» WORK TO DO:
Every line that holds "color" should be shown.

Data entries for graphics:
---*---

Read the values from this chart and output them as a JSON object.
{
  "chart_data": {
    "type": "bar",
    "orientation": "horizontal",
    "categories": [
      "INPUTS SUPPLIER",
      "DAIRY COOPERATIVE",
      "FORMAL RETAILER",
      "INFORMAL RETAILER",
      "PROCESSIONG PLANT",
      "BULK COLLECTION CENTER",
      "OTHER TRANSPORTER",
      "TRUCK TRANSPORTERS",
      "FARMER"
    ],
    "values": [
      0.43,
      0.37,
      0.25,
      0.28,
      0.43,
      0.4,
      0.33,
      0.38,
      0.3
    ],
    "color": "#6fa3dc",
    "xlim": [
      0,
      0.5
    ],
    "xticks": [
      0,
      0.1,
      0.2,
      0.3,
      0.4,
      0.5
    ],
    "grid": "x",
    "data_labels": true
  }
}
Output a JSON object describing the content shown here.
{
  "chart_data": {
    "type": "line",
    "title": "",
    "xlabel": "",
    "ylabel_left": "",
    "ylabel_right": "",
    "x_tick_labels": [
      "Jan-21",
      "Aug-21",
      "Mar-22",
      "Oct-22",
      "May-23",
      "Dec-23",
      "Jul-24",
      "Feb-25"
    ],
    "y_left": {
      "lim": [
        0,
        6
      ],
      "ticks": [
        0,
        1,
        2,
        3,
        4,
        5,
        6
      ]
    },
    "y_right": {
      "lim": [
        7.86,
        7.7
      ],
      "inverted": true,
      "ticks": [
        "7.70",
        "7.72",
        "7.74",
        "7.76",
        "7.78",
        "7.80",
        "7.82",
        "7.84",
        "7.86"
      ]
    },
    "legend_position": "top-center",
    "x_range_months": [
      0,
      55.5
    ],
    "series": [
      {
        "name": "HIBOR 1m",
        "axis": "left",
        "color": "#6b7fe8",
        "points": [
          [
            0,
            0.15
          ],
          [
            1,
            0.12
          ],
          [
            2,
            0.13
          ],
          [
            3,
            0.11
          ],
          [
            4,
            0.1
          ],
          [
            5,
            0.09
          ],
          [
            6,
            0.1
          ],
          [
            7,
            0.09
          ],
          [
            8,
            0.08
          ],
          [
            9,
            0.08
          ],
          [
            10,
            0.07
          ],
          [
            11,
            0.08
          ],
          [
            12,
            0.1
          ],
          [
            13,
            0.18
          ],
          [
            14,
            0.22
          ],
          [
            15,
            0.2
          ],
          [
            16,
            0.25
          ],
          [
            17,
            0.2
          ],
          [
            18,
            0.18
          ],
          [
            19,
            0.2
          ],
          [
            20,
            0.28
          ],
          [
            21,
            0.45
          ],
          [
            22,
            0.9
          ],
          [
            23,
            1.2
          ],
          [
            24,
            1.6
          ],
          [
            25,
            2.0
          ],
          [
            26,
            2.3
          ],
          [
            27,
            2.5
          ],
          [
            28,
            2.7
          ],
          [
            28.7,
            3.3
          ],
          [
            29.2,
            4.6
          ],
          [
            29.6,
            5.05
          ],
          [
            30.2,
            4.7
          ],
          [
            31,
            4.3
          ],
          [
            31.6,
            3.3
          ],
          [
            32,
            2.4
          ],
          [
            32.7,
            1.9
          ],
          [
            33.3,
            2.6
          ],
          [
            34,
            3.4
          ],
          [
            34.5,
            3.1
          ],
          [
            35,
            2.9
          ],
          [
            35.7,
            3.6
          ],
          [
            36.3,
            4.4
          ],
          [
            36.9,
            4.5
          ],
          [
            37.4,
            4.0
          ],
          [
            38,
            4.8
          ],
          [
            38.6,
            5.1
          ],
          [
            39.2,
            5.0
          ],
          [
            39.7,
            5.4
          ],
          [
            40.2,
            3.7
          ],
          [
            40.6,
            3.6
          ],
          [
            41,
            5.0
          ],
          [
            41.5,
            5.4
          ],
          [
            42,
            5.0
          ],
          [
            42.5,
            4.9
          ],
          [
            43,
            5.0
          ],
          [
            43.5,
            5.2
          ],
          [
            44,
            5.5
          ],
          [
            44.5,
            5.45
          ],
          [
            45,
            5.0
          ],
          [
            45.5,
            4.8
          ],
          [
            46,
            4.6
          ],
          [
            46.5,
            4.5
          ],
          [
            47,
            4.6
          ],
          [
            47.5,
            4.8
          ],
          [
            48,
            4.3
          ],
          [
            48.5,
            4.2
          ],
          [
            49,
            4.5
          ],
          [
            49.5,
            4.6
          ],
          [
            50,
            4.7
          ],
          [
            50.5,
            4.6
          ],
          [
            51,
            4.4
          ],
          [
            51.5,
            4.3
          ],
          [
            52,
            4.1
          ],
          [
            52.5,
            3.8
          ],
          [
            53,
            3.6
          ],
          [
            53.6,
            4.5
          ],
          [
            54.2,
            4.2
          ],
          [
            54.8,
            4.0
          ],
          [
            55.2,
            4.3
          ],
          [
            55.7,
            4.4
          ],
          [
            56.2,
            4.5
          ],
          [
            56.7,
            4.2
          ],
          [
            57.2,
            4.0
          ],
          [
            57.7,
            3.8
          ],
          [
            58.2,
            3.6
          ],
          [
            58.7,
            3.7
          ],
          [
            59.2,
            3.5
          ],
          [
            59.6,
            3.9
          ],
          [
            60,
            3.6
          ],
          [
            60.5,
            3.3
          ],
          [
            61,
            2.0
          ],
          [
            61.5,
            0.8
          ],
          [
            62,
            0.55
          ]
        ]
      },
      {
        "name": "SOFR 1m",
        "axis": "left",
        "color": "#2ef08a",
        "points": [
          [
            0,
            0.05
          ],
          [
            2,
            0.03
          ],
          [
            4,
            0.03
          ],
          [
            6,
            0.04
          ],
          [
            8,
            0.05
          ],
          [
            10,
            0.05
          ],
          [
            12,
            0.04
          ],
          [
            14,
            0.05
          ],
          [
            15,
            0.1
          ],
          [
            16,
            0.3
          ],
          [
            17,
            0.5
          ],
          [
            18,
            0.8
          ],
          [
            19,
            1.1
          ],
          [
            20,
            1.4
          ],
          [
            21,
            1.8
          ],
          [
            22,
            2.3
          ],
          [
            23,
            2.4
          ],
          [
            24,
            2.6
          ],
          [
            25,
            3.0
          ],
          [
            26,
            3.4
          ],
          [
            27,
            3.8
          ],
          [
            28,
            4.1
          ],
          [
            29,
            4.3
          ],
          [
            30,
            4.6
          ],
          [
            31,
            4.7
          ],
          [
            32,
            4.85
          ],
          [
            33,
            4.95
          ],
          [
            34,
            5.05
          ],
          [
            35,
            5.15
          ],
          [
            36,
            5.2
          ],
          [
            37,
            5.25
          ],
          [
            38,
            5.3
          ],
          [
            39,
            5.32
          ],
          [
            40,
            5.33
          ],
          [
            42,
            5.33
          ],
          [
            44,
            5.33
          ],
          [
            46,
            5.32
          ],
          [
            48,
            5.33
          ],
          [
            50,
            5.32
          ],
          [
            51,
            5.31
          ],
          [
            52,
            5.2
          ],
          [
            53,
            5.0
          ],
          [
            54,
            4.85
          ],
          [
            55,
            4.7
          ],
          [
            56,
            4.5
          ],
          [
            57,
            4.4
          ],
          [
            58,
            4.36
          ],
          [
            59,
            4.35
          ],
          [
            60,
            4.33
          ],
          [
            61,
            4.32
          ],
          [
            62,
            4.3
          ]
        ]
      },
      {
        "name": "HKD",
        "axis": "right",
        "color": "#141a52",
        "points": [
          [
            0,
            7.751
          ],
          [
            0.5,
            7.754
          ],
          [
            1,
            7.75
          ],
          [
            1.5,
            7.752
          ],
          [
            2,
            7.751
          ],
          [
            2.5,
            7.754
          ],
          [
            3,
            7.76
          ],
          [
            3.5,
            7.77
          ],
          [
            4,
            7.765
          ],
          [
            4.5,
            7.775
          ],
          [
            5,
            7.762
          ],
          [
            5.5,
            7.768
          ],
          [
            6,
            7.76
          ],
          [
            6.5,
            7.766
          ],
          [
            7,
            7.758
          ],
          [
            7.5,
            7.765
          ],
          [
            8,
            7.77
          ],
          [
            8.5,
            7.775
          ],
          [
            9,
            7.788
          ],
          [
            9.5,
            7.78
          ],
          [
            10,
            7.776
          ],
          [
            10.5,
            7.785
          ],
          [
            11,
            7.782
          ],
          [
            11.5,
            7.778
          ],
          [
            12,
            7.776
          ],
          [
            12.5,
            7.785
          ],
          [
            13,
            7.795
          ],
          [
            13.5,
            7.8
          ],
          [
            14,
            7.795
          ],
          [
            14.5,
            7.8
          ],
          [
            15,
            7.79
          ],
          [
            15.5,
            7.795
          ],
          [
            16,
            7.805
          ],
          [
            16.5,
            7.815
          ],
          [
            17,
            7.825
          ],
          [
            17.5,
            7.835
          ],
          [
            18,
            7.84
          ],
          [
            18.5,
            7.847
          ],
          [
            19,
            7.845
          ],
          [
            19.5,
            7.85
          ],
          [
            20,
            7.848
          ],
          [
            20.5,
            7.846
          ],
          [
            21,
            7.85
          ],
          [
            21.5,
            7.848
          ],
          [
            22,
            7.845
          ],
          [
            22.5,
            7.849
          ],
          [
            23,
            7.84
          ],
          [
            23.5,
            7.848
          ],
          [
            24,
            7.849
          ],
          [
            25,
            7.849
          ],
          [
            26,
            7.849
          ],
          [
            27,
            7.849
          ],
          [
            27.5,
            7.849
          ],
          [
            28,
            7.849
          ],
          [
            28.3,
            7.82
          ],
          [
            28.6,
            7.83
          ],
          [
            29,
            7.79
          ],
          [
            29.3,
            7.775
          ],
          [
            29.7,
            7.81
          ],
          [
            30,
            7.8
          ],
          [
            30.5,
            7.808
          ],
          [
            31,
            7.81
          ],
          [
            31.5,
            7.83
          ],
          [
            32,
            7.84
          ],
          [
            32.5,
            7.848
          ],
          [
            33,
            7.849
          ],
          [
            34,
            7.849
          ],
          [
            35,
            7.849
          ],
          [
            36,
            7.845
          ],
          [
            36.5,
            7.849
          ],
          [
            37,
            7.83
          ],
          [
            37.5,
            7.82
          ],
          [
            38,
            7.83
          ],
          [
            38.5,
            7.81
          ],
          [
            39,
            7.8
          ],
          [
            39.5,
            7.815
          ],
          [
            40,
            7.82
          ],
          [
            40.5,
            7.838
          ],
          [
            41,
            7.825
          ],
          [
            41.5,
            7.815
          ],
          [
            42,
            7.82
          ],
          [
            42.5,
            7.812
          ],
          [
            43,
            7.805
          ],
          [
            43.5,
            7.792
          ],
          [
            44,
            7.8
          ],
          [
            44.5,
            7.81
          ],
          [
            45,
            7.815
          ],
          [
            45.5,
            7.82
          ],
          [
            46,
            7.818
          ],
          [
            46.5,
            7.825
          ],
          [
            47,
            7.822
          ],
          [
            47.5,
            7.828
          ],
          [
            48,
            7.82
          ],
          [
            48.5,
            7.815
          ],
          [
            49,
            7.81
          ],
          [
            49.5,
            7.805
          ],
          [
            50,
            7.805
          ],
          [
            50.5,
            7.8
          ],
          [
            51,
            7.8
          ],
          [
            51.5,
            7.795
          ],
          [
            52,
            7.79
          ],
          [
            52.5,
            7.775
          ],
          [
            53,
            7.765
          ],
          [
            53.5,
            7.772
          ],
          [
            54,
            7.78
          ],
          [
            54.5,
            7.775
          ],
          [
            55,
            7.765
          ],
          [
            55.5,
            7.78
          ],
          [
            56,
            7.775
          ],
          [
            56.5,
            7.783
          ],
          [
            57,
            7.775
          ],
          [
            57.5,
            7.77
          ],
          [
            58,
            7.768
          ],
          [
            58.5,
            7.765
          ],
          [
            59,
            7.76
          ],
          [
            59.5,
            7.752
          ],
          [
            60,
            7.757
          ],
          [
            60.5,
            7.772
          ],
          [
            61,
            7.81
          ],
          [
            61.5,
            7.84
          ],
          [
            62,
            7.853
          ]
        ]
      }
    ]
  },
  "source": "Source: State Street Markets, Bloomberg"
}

---*---

» FULL RESPONSE:
    "color": "#6fa3dc",
        "color": "#6b7fe8",
        "color": "#2ef08a",
        "color": "#141a52",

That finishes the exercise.